Exercise instructions: Repeat, exactly and completely, the material that follows. Omit the pictures.

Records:
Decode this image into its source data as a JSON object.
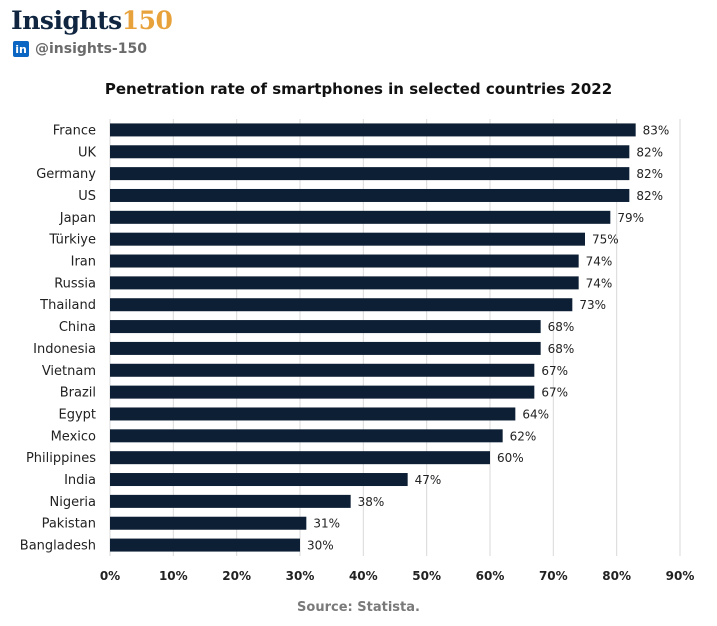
{
  "header": {
    "brand_text": "Insights",
    "brand_number": "150",
    "handle": "@insights-150",
    "linkedin_glyph": "in",
    "icon": "linkedin-icon"
  },
  "footer": {
    "source": "Source: Statista."
  },
  "colors": {
    "bar": "#0d1f35",
    "grid": "#d9d9d9",
    "brand_accent": "#e8a23c",
    "linkedin": "#0a66c2"
  },
  "chart_data": {
    "type": "bar",
    "orientation": "horizontal",
    "title": "Penetration rate of smartphones in selected countries 2022",
    "categories": [
      "France",
      "UK",
      "Germany",
      "US",
      "Japan",
      "Türkiye",
      "Iran",
      "Russia",
      "Thailand",
      "China",
      "Indonesia",
      "Vietnam",
      "Brazil",
      "Egypt",
      "Mexico",
      "Philippines",
      "India",
      "Nigeria",
      "Pakistan",
      "Bangladesh"
    ],
    "values": [
      83,
      82,
      82,
      82,
      79,
      75,
      74,
      74,
      73,
      68,
      68,
      67,
      67,
      64,
      62,
      60,
      47,
      38,
      31,
      30
    ],
    "value_labels": [
      "83%",
      "82%",
      "82%",
      "82%",
      "79%",
      "75%",
      "74%",
      "74%",
      "73%",
      "68%",
      "68%",
      "67%",
      "67%",
      "64%",
      "62%",
      "60%",
      "47%",
      "38%",
      "31%",
      "30%"
    ],
    "xlim": [
      0,
      90
    ],
    "x_ticks": [
      "0%",
      "10%",
      "20%",
      "30%",
      "40%",
      "50%",
      "60%",
      "70%",
      "80%",
      "90%"
    ],
    "grid": true,
    "legend": "none"
  }
}
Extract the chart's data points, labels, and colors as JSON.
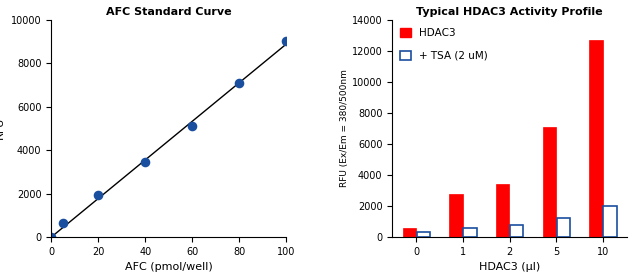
{
  "left": {
    "title": "AFC Standard Curve",
    "xlabel": "AFC (pmol/well)",
    "ylabel": "RFU",
    "x": [
      0,
      5,
      20,
      40,
      60,
      80,
      100
    ],
    "y": [
      0,
      650,
      1950,
      3450,
      5100,
      7100,
      9000
    ],
    "line_color": "#000000",
    "dot_color": "#1a4fa0",
    "xlim": [
      0,
      100
    ],
    "ylim": [
      0,
      10000
    ],
    "xticks": [
      0,
      20,
      40,
      60,
      80,
      100
    ],
    "yticks": [
      0,
      2000,
      4000,
      6000,
      8000,
      10000
    ]
  },
  "right": {
    "title": "Typical HDAC3 Activity Profile",
    "xlabel": "HDAC3 (µl)",
    "ylabel": "RFU (Ex/Em = 380/500nm",
    "categories": [
      "0",
      "1",
      "2",
      "5",
      "10"
    ],
    "hdac3_values": [
      600,
      2750,
      3450,
      7100,
      12700
    ],
    "tsa_values": [
      350,
      600,
      750,
      1200,
      2000
    ],
    "hdac3_color": "#ff0000",
    "tsa_color": "#ffffff",
    "tsa_edge_color": "#1a4fa0",
    "ylim": [
      0,
      14000
    ],
    "yticks": [
      0,
      2000,
      4000,
      6000,
      8000,
      10000,
      12000,
      14000
    ],
    "legend_hdac3": "HDAC3",
    "legend_tsa": "+ TSA (2 uM)"
  }
}
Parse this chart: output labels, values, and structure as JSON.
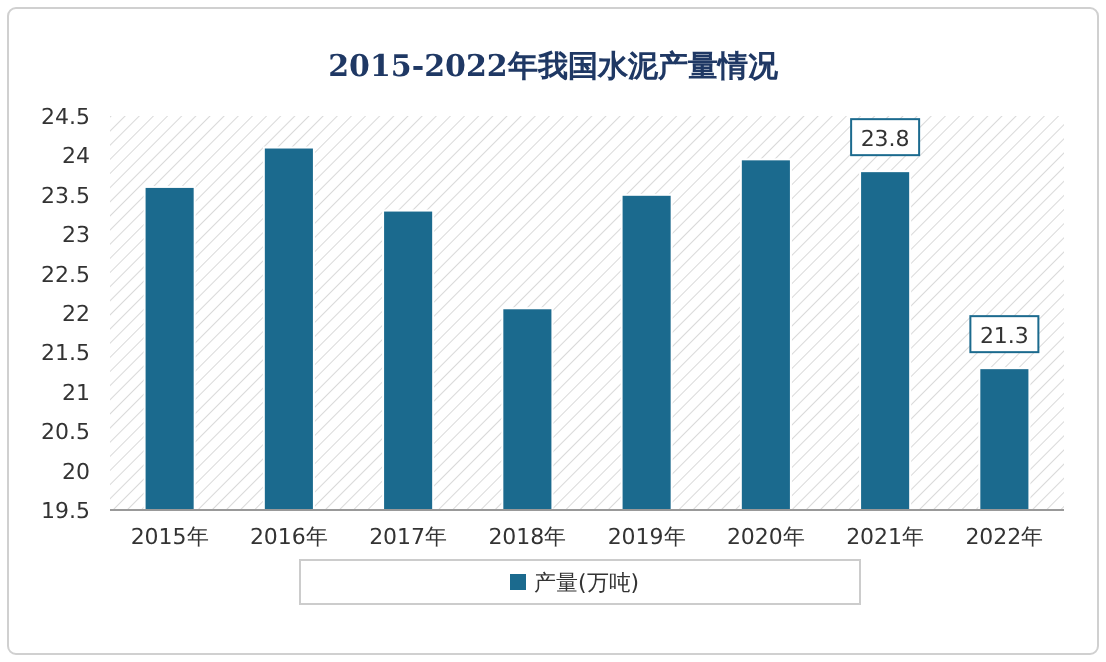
{
  "chart_data": {
    "type": "bar",
    "title": "2015-2022年我国水泥产量情况",
    "categories": [
      "2015年",
      "2016年",
      "2017年",
      "2018年",
      "2019年",
      "2020年",
      "2021年",
      "2022年"
    ],
    "series": [
      {
        "name": "产量(万吨)",
        "color": "#1b6a8e",
        "values": [
          23.6,
          24.1,
          23.3,
          22.06,
          23.5,
          23.95,
          23.8,
          21.3
        ],
        "value_labels": [
          null,
          null,
          null,
          null,
          null,
          null,
          "23.8",
          "21.3"
        ]
      }
    ],
    "ylim": [
      19.5,
      24.5
    ],
    "yticks": [
      19.5,
      20,
      20.5,
      21,
      21.5,
      22,
      22.5,
      23,
      23.5,
      24,
      24.5
    ],
    "legend": "bottom"
  }
}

Response:
Decode this image into its source data as a JSON object.
{
  "header": {
    "brand_text": "Insights",
    "brand_number": "150",
    "handle": "@insights-150",
    "linkedin_glyph": "in",
    "icon": "linkedin-icon"
  },
  "footer": {
    "source": "Source: Statista."
  },
  "colors": {
    "bar": "#0d1f35",
    "grid": "#d9d9d9",
    "brand_accent": "#e8a23c",
    "linkedin": "#0a66c2"
  },
  "chart_data": {
    "type": "bar",
    "orientation": "horizontal",
    "title": "Penetration rate of smartphones in selected countries 2022",
    "categories": [
      "France",
      "UK",
      "Germany",
      "US",
      "Japan",
      "Türkiye",
      "Iran",
      "Russia",
      "Thailand",
      "China",
      "Indonesia",
      "Vietnam",
      "Brazil",
      "Egypt",
      "Mexico",
      "Philippines",
      "India",
      "Nigeria",
      "Pakistan",
      "Bangladesh"
    ],
    "values": [
      83,
      82,
      82,
      82,
      79,
      75,
      74,
      74,
      73,
      68,
      68,
      67,
      67,
      64,
      62,
      60,
      47,
      38,
      31,
      30
    ],
    "value_labels": [
      "83%",
      "82%",
      "82%",
      "82%",
      "79%",
      "75%",
      "74%",
      "74%",
      "73%",
      "68%",
      "68%",
      "67%",
      "67%",
      "64%",
      "62%",
      "60%",
      "47%",
      "38%",
      "31%",
      "30%"
    ],
    "xlim": [
      0,
      90
    ],
    "x_ticks": [
      "0%",
      "10%",
      "20%",
      "30%",
      "40%",
      "50%",
      "60%",
      "70%",
      "80%",
      "90%"
    ],
    "grid": true,
    "legend": "none"
  }
}
Extract the chart's data points, labels, and colors as JSON.
{
  "left": {
    "title": "AFC Standard Curve",
    "xlabel": "AFC (pmol/well)",
    "ylabel": "RFU",
    "x": [
      0,
      5,
      20,
      40,
      60,
      80,
      100
    ],
    "y": [
      0,
      650,
      1950,
      3450,
      5100,
      7100,
      9000
    ],
    "line_color": "#000000",
    "dot_color": "#1a4fa0",
    "xlim": [
      0,
      100
    ],
    "ylim": [
      0,
      10000
    ],
    "xticks": [
      0,
      20,
      40,
      60,
      80,
      100
    ],
    "yticks": [
      0,
      2000,
      4000,
      6000,
      8000,
      10000
    ]
  },
  "right": {
    "title": "Typical HDAC3 Activity Profile",
    "xlabel": "HDAC3 (µl)",
    "ylabel": "RFU (Ex/Em = 380/500nm",
    "categories": [
      "0",
      "1",
      "2",
      "5",
      "10"
    ],
    "hdac3_values": [
      600,
      2750,
      3450,
      7100,
      12700
    ],
    "tsa_values": [
      350,
      600,
      750,
      1200,
      2000
    ],
    "hdac3_color": "#ff0000",
    "tsa_color": "#ffffff",
    "tsa_edge_color": "#1a4fa0",
    "ylim": [
      0,
      14000
    ],
    "yticks": [
      0,
      2000,
      4000,
      6000,
      8000,
      10000,
      12000,
      14000
    ],
    "legend_hdac3": "HDAC3",
    "legend_tsa": "+ TSA (2 uM)"
  }
}
Parse this chart: output labels, values, and structure as JSON.
{
  "chart_data": {
    "type": "bar",
    "title": "2015-2022年我国水泥产量情况",
    "categories": [
      "2015年",
      "2016年",
      "2017年",
      "2018年",
      "2019年",
      "2020年",
      "2021年",
      "2022年"
    ],
    "series": [
      {
        "name": "产量(万吨)",
        "color": "#1b6a8e",
        "values": [
          23.6,
          24.1,
          23.3,
          22.06,
          23.5,
          23.95,
          23.8,
          21.3
        ],
        "value_labels": [
          null,
          null,
          null,
          null,
          null,
          null,
          "23.8",
          "21.3"
        ]
      }
    ],
    "ylim": [
      19.5,
      24.5
    ],
    "yticks": [
      19.5,
      20,
      20.5,
      21,
      21.5,
      22,
      22.5,
      23,
      23.5,
      24,
      24.5
    ],
    "legend": "bottom"
  }
}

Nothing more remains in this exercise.